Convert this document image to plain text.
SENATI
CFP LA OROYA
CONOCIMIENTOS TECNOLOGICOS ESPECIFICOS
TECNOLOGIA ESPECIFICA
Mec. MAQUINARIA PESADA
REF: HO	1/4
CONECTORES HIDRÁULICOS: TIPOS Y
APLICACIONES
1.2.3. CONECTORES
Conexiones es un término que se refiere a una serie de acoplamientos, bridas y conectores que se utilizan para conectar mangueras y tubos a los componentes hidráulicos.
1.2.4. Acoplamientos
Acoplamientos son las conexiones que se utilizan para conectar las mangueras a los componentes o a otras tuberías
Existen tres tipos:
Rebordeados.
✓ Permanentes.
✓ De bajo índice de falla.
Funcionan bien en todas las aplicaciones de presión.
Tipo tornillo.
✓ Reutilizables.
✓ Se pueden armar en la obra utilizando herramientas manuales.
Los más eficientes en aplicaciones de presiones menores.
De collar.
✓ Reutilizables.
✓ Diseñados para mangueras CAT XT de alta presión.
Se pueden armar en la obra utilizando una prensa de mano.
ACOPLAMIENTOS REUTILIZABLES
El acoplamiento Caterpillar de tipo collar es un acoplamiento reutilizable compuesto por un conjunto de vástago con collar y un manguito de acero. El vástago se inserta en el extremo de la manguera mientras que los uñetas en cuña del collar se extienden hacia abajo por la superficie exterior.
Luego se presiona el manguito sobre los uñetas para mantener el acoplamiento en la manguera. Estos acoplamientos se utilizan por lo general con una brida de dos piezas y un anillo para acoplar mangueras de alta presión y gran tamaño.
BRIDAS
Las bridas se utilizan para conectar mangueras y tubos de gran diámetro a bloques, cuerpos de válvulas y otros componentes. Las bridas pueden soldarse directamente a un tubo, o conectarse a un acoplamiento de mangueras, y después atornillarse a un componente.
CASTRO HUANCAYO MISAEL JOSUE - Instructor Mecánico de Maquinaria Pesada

....................

→ EXERCISE REQUIREMENTS:
Reproduce all of the material above word for word.

→ COMPLETE ANSWER:
Convert this document image to plain text.
SENATI
CFP LA OROYA
CONOCIMIENTOS TECNOLOGICOS ESPECIFICOS
TECNOLOGIA ESPECIFICA
Mec. MAQUINARIA PESADA
REF: HO	1/4
CONECTORES HIDRÁULICOS: TIPOS Y
APLICACIONES
1.2.3. CONECTORES
Conexiones es un término que se refiere a una serie de acoplamientos, bridas y conectores que se utilizan para conectar mangueras y tubos a los componentes hidráulicos.
1.2.4. Acoplamientos
Acoplamientos son las conexiones que se utilizan para conectar las mangueras a los componentes o a otras tuberías
Existen tres tipos:
Rebordeados.
✓ Permanentes.
✓ De bajo índice de falla.
Funcionan bien en todas las aplicaciones de presión.
Tipo tornillo.
✓ Reutilizables.
✓ Se pueden armar en la obra utilizando herramientas manuales.
Los más eficientes en aplicaciones de presiones menores.
De collar.
✓ Reutilizables.
✓ Diseñados para mangueras CAT XT de alta presión.
Se pueden armar en la obra utilizando una prensa de mano.
ACOPLAMIENTOS REUTILIZABLES
El acoplamiento Caterpillar de tipo collar es un acoplamiento reutilizable compuesto por un conjunto de vástago con collar y un manguito de acero. El vástago se inserta en el extremo de la manguera mientras que los uñetas en cuña del collar se extienden hacia abajo por la superficie exterior.
Luego se presiona el manguito sobre los uñetas para mantener el acoplamiento en la manguera. Estos acoplamientos se utilizan por lo general con una brida de dos piezas y un anillo para acoplar mangueras de alta presión y gran tamaño.
BRIDAS
Las bridas se utilizan para conectar mangueras y tubos de gran diámetro a bloques, cuerpos de válvulas y otros componentes. Las bridas pueden soldarse directamente a un tubo, o conectarse a un acoplamiento de mangueras, y después atornillarse a un componente.
CASTRO HUANCAYO MISAEL JOSUE - Instructor Mecánico de Maquinaria Pesada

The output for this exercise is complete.